■ **Task prompt**:
Pick out every line of the entries below where "title" occurs, and copy those lines.

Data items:
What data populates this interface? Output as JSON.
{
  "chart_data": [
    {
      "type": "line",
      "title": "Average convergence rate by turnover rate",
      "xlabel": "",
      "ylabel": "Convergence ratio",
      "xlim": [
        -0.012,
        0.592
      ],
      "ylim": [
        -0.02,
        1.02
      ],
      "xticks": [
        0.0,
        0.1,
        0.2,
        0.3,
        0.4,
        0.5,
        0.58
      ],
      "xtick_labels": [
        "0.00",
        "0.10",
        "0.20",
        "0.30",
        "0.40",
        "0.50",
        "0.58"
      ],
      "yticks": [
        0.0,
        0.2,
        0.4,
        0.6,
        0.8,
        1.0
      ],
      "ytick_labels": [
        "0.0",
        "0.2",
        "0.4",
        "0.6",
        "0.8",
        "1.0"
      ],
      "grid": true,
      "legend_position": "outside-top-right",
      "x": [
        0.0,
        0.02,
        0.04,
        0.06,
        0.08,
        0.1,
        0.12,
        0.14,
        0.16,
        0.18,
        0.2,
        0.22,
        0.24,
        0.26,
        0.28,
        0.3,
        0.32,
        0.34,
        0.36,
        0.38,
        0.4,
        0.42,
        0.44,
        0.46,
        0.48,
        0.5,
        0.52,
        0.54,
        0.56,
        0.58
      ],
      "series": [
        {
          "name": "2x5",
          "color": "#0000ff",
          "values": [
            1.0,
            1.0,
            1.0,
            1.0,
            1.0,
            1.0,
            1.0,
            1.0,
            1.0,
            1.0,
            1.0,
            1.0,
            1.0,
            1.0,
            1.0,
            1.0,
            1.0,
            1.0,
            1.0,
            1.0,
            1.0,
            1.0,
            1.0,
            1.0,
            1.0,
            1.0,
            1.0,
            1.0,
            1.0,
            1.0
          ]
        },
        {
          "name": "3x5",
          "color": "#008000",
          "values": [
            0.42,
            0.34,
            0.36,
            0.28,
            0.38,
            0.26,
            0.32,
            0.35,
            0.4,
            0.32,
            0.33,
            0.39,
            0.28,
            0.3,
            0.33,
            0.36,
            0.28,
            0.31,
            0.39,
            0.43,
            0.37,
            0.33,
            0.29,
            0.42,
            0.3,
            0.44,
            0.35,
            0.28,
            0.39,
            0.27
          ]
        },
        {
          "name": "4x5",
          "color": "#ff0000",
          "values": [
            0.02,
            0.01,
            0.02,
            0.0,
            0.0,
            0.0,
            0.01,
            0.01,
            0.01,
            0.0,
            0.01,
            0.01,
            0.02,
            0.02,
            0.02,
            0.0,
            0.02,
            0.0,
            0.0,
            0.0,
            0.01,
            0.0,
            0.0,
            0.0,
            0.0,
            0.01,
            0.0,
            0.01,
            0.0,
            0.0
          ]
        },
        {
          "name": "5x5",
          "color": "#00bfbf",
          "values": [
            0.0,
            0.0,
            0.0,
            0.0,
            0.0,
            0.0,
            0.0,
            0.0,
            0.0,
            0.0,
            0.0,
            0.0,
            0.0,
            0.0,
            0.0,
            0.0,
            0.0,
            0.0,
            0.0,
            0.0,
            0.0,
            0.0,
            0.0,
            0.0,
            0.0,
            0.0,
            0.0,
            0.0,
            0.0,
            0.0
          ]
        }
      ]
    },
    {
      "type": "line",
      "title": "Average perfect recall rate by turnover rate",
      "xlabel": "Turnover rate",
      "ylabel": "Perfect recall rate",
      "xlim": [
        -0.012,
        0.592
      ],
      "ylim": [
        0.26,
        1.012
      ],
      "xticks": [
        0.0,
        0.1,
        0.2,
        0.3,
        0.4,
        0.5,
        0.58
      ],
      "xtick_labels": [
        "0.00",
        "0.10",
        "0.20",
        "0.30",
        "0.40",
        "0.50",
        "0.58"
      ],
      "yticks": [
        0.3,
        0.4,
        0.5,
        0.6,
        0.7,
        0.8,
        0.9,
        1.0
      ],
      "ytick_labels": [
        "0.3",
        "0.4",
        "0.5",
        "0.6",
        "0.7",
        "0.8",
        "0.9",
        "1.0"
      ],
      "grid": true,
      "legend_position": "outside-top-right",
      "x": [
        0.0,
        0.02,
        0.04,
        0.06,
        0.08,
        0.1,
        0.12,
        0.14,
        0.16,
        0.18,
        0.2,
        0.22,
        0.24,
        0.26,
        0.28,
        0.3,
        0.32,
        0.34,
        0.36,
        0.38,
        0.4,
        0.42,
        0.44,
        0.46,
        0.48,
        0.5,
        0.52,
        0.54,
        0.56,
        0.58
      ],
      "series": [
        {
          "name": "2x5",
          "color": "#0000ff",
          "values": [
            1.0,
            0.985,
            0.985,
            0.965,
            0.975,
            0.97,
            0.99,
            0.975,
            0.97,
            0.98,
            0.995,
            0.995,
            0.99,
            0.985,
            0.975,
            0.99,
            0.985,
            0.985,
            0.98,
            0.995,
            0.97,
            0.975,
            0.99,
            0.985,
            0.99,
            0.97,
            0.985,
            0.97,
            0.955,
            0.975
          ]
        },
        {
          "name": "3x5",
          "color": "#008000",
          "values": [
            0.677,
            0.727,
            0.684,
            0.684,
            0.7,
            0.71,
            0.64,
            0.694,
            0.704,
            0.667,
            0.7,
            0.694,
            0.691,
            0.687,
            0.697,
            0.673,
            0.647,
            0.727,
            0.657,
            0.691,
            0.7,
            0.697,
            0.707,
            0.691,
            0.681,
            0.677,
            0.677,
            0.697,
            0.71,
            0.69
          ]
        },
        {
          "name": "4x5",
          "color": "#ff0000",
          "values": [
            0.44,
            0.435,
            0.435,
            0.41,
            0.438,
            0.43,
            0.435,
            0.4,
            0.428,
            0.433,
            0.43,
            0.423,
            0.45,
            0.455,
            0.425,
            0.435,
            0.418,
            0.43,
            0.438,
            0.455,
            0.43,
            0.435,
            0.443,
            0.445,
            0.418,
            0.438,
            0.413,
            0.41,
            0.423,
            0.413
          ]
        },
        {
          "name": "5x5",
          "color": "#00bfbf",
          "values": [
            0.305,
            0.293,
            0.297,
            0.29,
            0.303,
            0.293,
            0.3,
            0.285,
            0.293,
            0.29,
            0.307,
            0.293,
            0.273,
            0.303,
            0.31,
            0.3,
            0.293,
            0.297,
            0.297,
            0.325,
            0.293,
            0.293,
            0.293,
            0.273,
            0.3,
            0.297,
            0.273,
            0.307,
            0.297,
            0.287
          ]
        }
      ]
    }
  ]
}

■ **Written response**:
      "title": "Average convergence rate by turnover rate",
      "title": "Average perfect recall rate by turnover rate",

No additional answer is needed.